*Dataset listings of figures:*
————

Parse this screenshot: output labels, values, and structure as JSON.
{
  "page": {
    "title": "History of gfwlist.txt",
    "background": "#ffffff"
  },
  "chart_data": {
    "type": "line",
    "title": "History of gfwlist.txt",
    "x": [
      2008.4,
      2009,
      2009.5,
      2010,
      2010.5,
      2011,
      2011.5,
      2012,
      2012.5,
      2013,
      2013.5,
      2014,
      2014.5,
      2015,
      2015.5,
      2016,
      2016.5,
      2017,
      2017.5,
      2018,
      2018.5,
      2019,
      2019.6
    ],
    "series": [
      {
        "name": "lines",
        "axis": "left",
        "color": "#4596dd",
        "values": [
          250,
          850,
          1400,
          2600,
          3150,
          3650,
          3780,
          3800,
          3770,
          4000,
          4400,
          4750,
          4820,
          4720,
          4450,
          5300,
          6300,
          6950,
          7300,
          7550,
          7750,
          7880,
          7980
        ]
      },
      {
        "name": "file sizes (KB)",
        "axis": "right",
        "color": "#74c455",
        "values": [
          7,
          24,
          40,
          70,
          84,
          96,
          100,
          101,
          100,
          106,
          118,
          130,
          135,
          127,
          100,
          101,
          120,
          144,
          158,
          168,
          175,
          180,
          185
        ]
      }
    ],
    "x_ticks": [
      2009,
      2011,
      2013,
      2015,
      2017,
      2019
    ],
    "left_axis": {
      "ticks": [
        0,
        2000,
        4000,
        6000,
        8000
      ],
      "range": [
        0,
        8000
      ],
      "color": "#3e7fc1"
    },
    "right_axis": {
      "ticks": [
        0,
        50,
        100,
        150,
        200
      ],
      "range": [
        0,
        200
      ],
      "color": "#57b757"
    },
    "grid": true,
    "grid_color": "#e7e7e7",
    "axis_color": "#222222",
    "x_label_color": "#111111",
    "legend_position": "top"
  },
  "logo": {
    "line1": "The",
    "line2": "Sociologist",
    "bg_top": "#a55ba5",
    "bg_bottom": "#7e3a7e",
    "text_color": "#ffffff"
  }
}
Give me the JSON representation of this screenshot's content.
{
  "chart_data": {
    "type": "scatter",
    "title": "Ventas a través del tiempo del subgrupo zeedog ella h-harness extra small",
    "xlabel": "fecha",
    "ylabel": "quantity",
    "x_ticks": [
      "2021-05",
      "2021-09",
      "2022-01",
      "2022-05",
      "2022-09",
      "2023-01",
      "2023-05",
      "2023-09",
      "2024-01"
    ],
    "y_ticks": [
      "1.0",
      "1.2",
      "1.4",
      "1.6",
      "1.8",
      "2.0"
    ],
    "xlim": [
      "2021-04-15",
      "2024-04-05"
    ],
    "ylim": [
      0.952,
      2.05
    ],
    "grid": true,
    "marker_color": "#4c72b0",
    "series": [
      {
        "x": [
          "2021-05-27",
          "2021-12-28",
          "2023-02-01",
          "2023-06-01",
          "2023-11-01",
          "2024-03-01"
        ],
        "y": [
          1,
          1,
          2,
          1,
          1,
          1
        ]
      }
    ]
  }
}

————

*WORK INSTRUCTIONS:* Locate all lines in the listing above with the word "screenshot" and copy them.

*SOLUTION:*
Parse this screenshot: output labels, values, and structure as JSON.
Give me the JSON representation of this screenshot's content.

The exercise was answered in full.